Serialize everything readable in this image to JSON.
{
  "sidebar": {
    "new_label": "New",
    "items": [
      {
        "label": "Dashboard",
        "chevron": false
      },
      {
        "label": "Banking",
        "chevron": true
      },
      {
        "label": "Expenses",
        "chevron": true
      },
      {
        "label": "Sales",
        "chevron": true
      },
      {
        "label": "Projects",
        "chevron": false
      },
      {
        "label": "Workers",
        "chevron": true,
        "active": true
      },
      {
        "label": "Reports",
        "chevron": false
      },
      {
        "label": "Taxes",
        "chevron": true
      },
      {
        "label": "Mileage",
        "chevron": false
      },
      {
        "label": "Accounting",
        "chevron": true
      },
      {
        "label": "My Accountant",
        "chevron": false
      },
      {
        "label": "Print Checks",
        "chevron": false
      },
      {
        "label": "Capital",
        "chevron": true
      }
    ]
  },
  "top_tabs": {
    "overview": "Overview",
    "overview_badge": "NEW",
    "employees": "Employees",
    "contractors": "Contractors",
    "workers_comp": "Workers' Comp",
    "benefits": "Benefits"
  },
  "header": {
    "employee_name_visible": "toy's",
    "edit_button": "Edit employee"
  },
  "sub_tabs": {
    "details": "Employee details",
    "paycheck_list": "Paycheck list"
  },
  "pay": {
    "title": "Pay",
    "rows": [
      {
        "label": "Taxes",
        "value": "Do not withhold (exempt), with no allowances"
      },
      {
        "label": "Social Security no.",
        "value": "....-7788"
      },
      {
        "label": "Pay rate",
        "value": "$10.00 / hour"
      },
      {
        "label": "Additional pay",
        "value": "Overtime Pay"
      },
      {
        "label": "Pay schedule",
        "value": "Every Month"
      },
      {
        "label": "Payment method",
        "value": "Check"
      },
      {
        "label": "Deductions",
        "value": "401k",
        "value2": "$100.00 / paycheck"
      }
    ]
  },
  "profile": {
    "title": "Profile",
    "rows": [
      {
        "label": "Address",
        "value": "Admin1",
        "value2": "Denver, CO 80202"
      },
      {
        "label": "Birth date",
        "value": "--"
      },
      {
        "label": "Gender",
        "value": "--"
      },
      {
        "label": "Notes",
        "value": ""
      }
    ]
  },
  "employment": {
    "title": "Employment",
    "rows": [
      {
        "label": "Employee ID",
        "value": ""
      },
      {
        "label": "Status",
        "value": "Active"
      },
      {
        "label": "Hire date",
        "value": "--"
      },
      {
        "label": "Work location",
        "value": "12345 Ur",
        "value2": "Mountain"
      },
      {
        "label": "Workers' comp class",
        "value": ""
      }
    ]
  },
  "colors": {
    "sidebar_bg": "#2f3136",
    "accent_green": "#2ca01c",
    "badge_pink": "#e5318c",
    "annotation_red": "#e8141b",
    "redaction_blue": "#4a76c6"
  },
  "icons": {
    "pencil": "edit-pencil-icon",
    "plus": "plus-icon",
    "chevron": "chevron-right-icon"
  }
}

:::::

Stated exercise. Give a single number: the count of lines above that include the word "Workers".

Written answer. 3